** Opening READING PASSAGE block **

The scenario
A common problem encountered in e-commerce environments
is that of item availability and the prospect of assured delivery
by a requested date. This class of problems is commonly known as
available to promise, or ATP.
An enterprise that uses a supply chain optimization system or
enterprise resource planning (ERP) system will generally query their
system to determine whether a product can be delivered by the requested
delivery date. Some firms, particularly those with online trading
relationships with several vendors, may wish to determine product
availability before committing to order the products.
An ATP capability means effectively accessing a firm's
ERP or supply chain optimization system. In the following example,
the Server Access Interface APIs are utilized to perform the following
tasks:
- Data conversion - Convert an incoming
quote object from its HTML format to an IBM WebSphere business object.
- Collaboration execution - Trigger a collaboration
that retrieves the ATP data for each item encountered in the incoming
quote object.
- Results retrieval - Return results as
an HTML table.
Figure 8 depicts a single available
to promise collaboration.
Figure 8. An available-to-promise e-commerce scenario
- The browser client sends an HTML form that contains the data
corresponding to an IncomingQuote object. The IncomingQuote object
is HTML formatted data supplied by a third-party application.
- The servlet (see example code below) uses the Server Access
Interface APIs to convert the HTML to a generic SalesQuote object
and then send it to the collaboration.
- The ATP Access Collaboration then retrieves the available-to-promise
date from the SAP connector.
- The collaboration returns this information to the servlet.
- The servlet constructs an HTML table containing an ATP date
for each requested item and displays this table on the client browser.

** Closing READING PASSAGE block **

LIST OF TASKS =
[a] Revise the available-to-promise scenario between "- The collaboration" and "the client browser.", inclusive, changing "client browser" to "web browser".
[b] Based on the available-to-promise scenario, is each statement true? Answer yes or no and quote the words that decide it.
(i) The ATP Access Collaboration gets the available-to-promise date from the SAP connector.
(ii) The IncomingQuote object is supplied by the browser client's own software.
(iii) The results are returned as a PDF file.
The entries that follow come from a different source.

** Opening GIVEN INFORMATION block **

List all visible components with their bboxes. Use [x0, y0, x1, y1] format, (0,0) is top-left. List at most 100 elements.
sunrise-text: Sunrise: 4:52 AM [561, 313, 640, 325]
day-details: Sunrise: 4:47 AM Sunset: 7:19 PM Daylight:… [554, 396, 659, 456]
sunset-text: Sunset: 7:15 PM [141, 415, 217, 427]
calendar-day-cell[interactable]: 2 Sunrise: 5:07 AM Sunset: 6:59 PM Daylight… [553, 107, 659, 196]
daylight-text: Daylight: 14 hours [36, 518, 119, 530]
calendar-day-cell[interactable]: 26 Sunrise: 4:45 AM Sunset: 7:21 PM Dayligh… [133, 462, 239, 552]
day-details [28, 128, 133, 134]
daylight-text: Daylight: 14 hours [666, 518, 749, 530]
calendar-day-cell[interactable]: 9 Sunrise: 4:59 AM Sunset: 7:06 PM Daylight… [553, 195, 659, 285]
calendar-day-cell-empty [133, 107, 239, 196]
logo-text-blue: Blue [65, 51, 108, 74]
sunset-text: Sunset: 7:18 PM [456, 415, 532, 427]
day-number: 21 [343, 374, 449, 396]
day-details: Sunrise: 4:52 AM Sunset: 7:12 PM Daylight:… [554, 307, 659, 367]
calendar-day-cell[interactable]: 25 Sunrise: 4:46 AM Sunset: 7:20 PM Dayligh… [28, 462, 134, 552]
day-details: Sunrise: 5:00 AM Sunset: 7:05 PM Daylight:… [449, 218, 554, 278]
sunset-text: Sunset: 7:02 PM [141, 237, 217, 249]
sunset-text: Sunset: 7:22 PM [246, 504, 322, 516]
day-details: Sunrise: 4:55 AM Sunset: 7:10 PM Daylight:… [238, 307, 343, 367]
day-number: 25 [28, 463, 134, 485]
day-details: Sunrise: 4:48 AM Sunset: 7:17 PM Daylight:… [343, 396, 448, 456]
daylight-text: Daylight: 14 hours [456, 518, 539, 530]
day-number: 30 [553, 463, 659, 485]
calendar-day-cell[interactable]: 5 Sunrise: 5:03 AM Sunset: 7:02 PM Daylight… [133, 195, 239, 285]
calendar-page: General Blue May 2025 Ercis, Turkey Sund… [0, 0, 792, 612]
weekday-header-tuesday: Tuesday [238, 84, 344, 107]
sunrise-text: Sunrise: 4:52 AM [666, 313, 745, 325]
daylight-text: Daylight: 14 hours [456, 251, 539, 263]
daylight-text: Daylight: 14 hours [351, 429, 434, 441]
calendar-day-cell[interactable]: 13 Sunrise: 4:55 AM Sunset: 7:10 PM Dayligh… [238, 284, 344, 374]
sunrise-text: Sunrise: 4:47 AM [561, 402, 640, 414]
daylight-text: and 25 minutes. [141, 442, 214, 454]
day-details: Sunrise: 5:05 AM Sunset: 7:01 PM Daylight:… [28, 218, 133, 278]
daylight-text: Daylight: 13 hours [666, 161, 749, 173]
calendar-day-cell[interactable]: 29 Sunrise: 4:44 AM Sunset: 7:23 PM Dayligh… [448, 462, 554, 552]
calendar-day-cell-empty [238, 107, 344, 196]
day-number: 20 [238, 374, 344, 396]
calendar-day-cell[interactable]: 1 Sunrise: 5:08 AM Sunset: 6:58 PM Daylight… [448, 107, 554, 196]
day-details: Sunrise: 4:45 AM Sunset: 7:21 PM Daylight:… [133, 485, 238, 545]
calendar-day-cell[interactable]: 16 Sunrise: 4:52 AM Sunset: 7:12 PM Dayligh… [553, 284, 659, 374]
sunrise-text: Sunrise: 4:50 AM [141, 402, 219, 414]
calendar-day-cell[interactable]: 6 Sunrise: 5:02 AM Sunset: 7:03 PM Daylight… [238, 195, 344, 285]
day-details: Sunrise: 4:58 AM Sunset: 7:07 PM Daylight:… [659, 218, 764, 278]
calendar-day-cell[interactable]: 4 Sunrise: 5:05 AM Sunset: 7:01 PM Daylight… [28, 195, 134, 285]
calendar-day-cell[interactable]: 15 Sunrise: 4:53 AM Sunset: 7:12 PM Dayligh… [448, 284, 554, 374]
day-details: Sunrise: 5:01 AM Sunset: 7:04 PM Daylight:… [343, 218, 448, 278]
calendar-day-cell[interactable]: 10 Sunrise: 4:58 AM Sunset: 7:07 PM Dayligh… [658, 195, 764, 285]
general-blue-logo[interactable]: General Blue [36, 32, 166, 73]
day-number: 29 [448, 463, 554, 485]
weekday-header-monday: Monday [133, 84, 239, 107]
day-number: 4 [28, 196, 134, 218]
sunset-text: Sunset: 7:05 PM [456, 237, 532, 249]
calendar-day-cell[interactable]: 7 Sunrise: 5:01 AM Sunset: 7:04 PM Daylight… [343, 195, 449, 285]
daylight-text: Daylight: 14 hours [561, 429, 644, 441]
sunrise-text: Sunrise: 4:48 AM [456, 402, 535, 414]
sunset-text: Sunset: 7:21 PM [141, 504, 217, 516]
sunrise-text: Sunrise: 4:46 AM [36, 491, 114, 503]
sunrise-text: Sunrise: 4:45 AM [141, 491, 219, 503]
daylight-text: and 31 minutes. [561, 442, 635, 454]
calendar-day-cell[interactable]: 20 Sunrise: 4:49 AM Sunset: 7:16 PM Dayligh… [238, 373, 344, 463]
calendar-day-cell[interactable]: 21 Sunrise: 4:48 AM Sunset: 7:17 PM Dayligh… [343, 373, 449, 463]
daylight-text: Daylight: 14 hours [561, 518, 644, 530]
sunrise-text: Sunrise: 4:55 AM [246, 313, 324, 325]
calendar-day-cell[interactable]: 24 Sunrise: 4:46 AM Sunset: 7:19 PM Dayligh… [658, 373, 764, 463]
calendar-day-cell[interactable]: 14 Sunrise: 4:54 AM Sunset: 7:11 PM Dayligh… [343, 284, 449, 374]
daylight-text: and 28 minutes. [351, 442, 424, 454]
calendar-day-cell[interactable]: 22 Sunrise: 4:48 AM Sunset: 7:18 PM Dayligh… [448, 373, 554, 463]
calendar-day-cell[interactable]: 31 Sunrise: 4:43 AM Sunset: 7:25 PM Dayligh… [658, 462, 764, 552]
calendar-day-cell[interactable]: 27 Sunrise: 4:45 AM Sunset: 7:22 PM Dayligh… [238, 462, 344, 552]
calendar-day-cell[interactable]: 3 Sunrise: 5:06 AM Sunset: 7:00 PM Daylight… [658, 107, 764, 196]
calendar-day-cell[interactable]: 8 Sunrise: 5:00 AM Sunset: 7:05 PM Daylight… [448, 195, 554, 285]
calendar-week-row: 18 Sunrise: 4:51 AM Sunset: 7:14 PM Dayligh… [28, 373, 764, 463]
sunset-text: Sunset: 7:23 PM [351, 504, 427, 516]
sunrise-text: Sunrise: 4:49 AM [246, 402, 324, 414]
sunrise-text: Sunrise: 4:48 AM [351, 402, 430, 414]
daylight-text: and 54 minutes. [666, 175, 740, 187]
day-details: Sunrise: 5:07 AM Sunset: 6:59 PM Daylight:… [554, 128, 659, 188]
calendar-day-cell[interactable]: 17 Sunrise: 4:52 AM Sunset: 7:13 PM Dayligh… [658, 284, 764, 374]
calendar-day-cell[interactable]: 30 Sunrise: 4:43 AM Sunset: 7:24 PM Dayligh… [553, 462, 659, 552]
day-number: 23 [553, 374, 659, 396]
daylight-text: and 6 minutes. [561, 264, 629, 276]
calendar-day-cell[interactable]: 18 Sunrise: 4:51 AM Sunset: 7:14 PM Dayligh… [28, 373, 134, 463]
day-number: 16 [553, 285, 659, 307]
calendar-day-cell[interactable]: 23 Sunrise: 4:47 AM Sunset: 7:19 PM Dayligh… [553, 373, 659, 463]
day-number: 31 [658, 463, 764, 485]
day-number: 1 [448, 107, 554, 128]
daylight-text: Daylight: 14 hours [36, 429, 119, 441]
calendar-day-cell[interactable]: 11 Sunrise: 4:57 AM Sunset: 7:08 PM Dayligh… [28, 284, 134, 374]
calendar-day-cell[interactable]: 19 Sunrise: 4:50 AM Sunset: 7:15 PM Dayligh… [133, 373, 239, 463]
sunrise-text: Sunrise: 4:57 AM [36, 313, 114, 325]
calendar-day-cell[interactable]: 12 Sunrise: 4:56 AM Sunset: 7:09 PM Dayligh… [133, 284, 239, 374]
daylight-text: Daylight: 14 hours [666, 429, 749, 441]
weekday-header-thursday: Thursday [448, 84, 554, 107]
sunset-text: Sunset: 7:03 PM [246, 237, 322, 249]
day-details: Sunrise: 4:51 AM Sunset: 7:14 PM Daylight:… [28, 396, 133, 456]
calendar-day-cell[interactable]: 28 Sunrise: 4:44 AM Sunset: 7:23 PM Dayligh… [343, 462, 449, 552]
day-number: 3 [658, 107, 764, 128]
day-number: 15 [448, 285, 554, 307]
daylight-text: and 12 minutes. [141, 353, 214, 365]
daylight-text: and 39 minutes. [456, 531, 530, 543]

** Closing GIVEN INFORMATION block **

ANSWERS FOR THIS EXERCISE =
[a]
- The collaboration returns this information to the servlet.
- The servlet constructs an HTML table containing an ATP date
for each requested item and displays this table on the web browser.

[b]
(i) Yes: "The ATP Access Collaboration then retrieves the available-to-promise date from the SAP connector."
(ii) No: "The IncomingQuote object is HTML formatted data supplied by a third-party application."
(iii) No: "Return results as an HTML table."